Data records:
::::::::
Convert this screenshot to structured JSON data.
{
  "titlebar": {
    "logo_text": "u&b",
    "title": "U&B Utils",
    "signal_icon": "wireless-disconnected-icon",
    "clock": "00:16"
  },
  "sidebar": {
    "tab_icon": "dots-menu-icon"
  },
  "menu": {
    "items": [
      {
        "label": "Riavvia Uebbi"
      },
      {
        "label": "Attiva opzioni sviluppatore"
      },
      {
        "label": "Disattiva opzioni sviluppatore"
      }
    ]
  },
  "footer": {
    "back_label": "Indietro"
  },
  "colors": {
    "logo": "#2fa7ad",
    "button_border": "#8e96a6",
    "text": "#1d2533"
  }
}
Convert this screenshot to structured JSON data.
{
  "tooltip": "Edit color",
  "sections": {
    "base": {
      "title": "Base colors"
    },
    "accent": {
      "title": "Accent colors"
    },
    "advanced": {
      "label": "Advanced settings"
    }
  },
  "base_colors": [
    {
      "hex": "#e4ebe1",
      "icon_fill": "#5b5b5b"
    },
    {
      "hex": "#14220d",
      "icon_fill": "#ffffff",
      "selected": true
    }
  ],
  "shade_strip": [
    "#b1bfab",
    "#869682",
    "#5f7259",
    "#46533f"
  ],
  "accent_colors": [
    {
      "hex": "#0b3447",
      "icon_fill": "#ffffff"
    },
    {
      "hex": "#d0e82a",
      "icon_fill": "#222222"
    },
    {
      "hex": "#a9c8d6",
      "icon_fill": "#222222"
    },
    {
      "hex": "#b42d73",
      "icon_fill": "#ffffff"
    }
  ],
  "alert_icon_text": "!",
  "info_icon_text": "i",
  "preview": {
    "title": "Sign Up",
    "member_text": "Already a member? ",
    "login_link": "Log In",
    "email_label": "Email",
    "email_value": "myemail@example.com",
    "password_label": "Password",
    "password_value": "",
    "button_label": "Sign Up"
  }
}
::::::::
PROBLEM STATEMENT:
Would you reproduce all the entries exactly?

SOLUTION FOR THIS EXERCISE:
Convert this screenshot to structured JSON data.
{
  "titlebar": {
    "logo_text": "u&b",
    "title": "U&B Utils",
    "signal_icon": "wireless-disconnected-icon",
    "clock": "00:16"
  },
  "sidebar": {
    "tab_icon": "dots-menu-icon"
  },
  "menu": {
    "items": [
      {
        "label": "Riavvia Uebbi"
      },
      {
        "label": "Attiva opzioni sviluppatore"
      },
      {
        "label": "Disattiva opzioni sviluppatore"
      }
    ]
  },
  "footer": {
    "back_label": "Indietro"
  },
  "colors": {
    "logo": "#2fa7ad",
    "button_border": "#8e96a6",
    "text": "#1d2533"
  }
}
Convert this screenshot to structured JSON data.
{
  "tooltip": "Edit color",
  "sections": {
    "base": {
      "title": "Base colors"
    },
    "accent": {
      "title": "Accent colors"
    },
    "advanced": {
      "label": "Advanced settings"
    }
  },
  "base_colors": [
    {
      "hex": "#e4ebe1",
      "icon_fill": "#5b5b5b"
    },
    {
      "hex": "#14220d",
      "icon_fill": "#ffffff",
      "selected": true
    }
  ],
  "shade_strip": [
    "#b1bfab",
    "#869682",
    "#5f7259",
    "#46533f"
  ],
  "accent_colors": [
    {
      "hex": "#0b3447",
      "icon_fill": "#ffffff"
    },
    {
      "hex": "#d0e82a",
      "icon_fill": "#222222"
    },
    {
      "hex": "#a9c8d6",
      "icon_fill": "#222222"
    },
    {
      "hex": "#b42d73",
      "icon_fill": "#ffffff"
    }
  ],
  "alert_icon_text": "!",
  "info_icon_text": "i",
  "preview": {
    "title": "Sign Up",
    "member_text": "Already a member? ",
    "login_link": "Log In",
    "email_label": "Email",
    "email_value": "myemail@example.com",
    "password_label": "Password",
    "password_value": "",
    "button_label": "Sign Up"
  }
}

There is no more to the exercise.